Objective → The records below are to be repeated in full, exactly as they are.

— start Records —

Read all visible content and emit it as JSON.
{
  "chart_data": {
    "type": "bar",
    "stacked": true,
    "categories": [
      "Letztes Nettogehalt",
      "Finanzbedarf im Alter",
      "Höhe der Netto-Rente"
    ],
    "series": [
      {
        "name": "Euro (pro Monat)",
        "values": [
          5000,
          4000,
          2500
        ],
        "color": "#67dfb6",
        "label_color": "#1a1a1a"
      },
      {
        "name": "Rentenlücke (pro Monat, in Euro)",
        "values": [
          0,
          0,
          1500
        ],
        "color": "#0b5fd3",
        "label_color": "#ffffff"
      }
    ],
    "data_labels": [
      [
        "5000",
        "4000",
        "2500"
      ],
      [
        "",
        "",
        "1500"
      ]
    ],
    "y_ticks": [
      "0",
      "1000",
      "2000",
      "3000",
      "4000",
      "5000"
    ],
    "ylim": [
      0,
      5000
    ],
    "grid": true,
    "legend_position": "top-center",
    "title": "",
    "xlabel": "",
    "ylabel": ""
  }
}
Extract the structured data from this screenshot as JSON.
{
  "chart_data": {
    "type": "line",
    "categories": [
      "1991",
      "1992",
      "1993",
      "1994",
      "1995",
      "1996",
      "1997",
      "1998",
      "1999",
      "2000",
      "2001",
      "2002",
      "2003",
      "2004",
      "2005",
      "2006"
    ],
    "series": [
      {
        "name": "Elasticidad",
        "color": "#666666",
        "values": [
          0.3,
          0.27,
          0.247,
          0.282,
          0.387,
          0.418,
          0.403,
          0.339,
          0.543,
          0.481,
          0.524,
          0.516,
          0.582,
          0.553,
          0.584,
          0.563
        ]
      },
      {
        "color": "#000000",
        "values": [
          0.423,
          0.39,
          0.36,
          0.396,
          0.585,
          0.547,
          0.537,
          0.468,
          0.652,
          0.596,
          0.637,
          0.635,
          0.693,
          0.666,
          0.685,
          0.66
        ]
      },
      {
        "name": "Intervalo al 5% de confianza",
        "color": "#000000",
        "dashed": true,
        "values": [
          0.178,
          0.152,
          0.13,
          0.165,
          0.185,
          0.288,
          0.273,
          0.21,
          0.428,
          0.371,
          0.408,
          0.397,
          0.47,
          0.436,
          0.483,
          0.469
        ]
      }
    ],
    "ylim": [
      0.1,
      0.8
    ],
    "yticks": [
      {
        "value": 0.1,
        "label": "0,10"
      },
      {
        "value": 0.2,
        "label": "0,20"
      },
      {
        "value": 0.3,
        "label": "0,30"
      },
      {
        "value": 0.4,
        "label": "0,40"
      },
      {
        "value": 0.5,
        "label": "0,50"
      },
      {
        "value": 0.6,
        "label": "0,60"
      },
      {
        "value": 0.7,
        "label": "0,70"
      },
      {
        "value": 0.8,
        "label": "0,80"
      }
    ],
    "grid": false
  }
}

— end Records —

Solution below →
Read all visible content and emit it as JSON.
{
  "chart_data": {
    "type": "bar",
    "stacked": true,
    "categories": [
      "Letztes Nettogehalt",
      "Finanzbedarf im Alter",
      "Höhe der Netto-Rente"
    ],
    "series": [
      {
        "name": "Euro (pro Monat)",
        "values": [
          5000,
          4000,
          2500
        ],
        "color": "#67dfb6",
        "label_color": "#1a1a1a"
      },
      {
        "name": "Rentenlücke (pro Monat, in Euro)",
        "values": [
          0,
          0,
          1500
        ],
        "color": "#0b5fd3",
        "label_color": "#ffffff"
      }
    ],
    "data_labels": [
      [
        "5000",
        "4000",
        "2500"
      ],
      [
        "",
        "",
        "1500"
      ]
    ],
    "y_ticks": [
      "0",
      "1000",
      "2000",
      "3000",
      "4000",
      "5000"
    ],
    "ylim": [
      0,
      5000
    ],
    "grid": true,
    "legend_position": "top-center",
    "title": "",
    "xlabel": "",
    "ylabel": ""
  }
}
Extract the structured data from this screenshot as JSON.
{
  "chart_data": {
    "type": "line",
    "categories": [
      "1991",
      "1992",
      "1993",
      "1994",
      "1995",
      "1996",
      "1997",
      "1998",
      "1999",
      "2000",
      "2001",
      "2002",
      "2003",
      "2004",
      "2005",
      "2006"
    ],
    "series": [
      {
        "name": "Elasticidad",
        "color": "#666666",
        "values": [
          0.3,
          0.27,
          0.247,
          0.282,
          0.387,
          0.418,
          0.403,
          0.339,
          0.543,
          0.481,
          0.524,
          0.516,
          0.582,
          0.553,
          0.584,
          0.563
        ]
      },
      {
        "color": "#000000",
        "values": [
          0.423,
          0.39,
          0.36,
          0.396,
          0.585,
          0.547,
          0.537,
          0.468,
          0.652,
          0.596,
          0.637,
          0.635,
          0.693,
          0.666,
          0.685,
          0.66
        ]
      },
      {
        "name": "Intervalo al 5% de confianza",
        "color": "#000000",
        "dashed": true,
        "values": [
          0.178,
          0.152,
          0.13,
          0.165,
          0.185,
          0.288,
          0.273,
          0.21,
          0.428,
          0.371,
          0.408,
          0.397,
          0.47,
          0.436,
          0.483,
          0.469
        ]
      }
    ],
    "ylim": [
      0.1,
      0.8
    ],
    "yticks": [
      {
        "value": 0.1,
        "label": "0,10"
      },
      {
        "value": 0.2,
        "label": "0,20"
      },
      {
        "value": 0.3,
        "label": "0,30"
      },
      {
        "value": 0.4,
        "label": "0,40"
      },
      {
        "value": 0.5,
        "label": "0,50"
      },
      {
        "value": 0.6,
        "label": "0,60"
      },
      {
        "value": 0.7,
        "label": "0,70"
      },
      {
        "value": 0.8,
        "label": "0,80"
      }
    ],
    "grid": false
  }
}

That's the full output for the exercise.